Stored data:
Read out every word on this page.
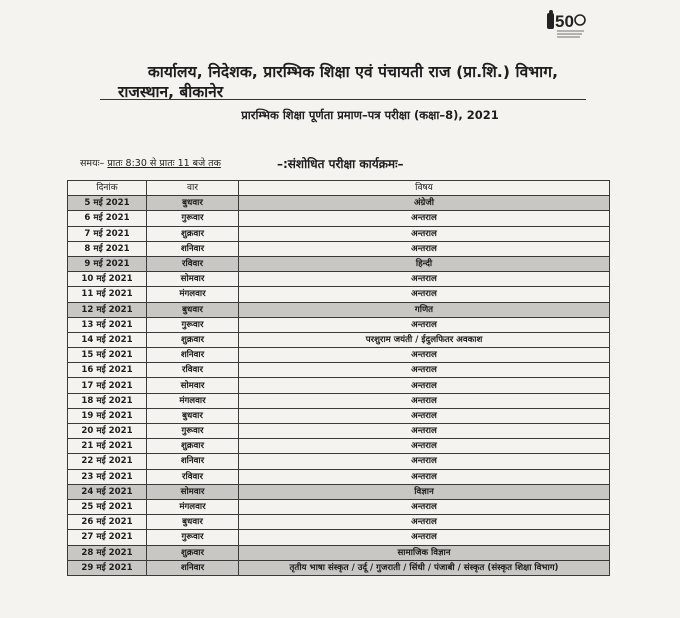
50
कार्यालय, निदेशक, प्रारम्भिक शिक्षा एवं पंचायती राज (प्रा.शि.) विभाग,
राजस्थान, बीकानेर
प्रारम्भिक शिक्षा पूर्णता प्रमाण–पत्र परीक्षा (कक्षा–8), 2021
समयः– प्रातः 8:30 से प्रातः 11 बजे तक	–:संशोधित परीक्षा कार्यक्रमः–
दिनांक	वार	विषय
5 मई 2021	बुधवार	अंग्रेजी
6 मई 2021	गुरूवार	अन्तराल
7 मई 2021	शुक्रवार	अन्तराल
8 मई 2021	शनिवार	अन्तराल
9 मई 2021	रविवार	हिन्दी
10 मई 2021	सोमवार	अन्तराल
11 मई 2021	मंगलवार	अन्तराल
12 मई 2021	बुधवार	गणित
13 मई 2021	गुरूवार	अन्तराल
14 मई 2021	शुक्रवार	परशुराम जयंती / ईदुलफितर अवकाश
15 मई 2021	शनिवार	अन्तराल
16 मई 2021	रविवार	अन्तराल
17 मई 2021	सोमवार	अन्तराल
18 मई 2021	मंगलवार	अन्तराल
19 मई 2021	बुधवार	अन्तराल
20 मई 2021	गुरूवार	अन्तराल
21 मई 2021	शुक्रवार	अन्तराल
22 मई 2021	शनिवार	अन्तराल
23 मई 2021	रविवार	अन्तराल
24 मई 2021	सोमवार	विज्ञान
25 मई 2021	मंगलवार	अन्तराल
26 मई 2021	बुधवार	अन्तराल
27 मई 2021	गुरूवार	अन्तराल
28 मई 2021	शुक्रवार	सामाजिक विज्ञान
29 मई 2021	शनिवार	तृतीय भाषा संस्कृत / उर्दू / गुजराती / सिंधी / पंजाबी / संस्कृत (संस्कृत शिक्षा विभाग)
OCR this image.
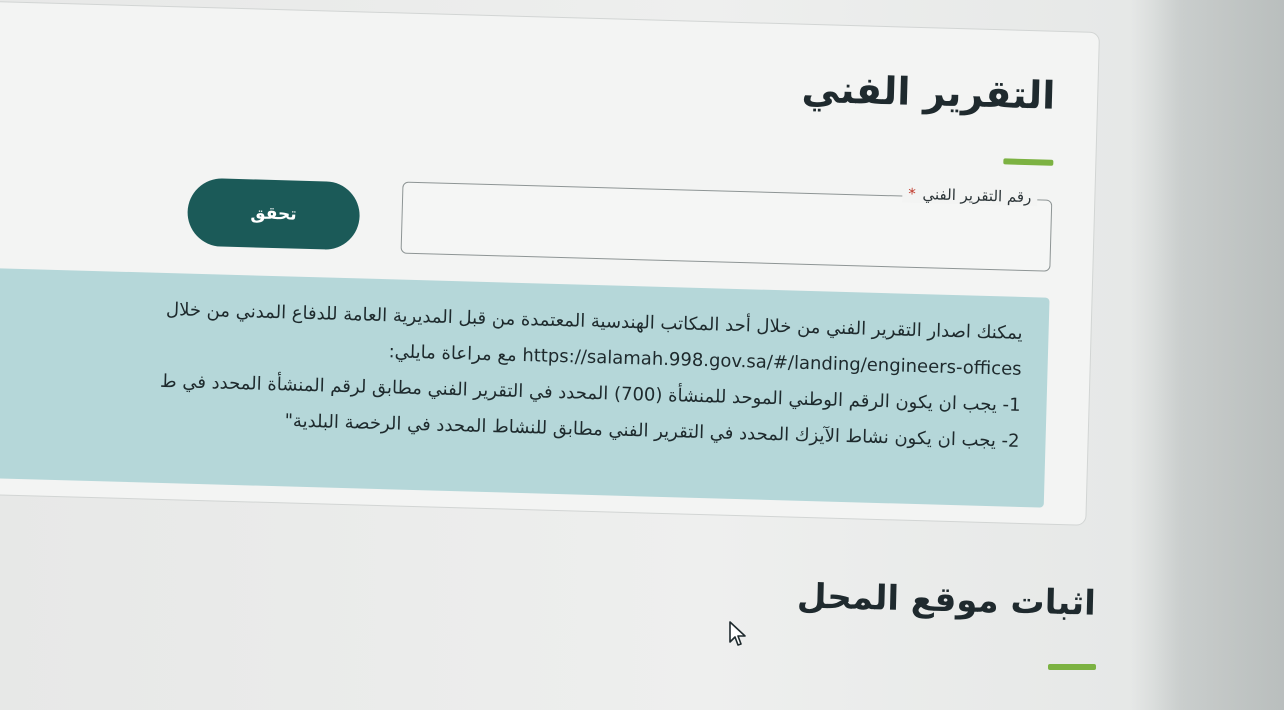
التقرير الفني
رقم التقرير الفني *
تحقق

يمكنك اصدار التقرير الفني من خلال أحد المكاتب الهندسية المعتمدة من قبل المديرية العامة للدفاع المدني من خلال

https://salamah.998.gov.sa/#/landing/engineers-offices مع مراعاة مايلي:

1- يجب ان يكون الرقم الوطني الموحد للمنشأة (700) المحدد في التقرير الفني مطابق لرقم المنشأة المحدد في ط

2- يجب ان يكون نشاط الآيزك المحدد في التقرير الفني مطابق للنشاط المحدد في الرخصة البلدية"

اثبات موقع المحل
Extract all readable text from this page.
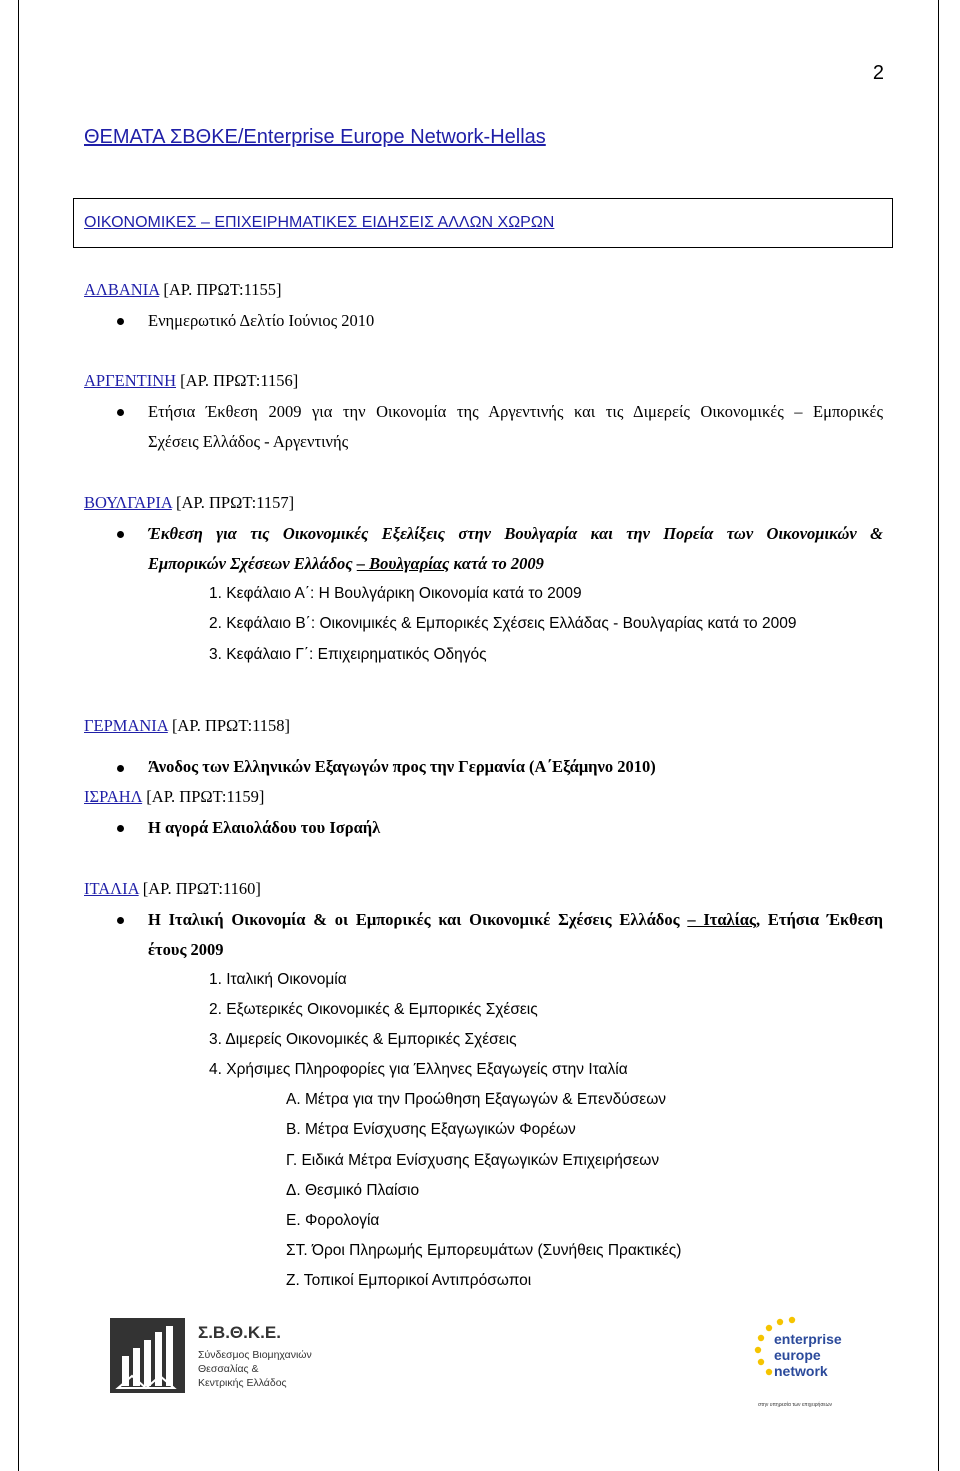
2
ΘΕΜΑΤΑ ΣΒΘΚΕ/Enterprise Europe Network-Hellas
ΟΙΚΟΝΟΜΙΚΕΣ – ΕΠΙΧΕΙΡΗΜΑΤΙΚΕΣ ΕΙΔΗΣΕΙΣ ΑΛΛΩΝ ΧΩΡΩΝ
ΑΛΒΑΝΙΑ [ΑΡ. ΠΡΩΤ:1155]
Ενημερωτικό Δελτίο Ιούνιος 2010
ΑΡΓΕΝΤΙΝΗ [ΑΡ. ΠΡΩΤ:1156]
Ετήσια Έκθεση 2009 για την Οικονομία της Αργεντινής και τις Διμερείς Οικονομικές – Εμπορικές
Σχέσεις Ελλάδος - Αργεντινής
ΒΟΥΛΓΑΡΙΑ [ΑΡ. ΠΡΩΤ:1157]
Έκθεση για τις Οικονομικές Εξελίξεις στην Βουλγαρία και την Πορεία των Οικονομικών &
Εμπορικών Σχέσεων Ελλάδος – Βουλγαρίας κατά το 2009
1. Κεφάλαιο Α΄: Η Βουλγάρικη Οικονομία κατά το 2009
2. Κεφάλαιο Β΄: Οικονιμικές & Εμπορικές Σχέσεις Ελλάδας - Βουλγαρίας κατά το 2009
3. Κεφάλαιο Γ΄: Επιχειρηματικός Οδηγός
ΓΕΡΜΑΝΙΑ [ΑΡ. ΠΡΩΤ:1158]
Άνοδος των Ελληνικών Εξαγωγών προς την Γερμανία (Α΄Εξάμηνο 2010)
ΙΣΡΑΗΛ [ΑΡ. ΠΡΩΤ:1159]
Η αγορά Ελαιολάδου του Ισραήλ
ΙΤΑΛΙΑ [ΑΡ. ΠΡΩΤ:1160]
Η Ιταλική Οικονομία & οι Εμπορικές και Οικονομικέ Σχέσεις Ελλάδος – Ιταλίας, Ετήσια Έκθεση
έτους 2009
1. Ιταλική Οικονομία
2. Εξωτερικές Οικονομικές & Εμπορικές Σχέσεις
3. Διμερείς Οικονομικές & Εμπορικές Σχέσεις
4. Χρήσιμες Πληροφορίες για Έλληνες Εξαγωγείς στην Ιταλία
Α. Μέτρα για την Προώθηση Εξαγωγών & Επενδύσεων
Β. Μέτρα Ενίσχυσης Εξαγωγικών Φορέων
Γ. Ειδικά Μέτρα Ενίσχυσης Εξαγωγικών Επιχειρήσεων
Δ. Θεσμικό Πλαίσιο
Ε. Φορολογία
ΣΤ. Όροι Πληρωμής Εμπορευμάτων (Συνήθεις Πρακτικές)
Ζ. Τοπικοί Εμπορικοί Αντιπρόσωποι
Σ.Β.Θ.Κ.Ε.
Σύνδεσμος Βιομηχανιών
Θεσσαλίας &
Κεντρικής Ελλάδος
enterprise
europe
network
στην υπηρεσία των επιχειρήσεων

* GOAL
Give the number of lines that hold the word "Αργεντινής" in these records, with nothing added.

* REPLY TO THE EXERCISE
2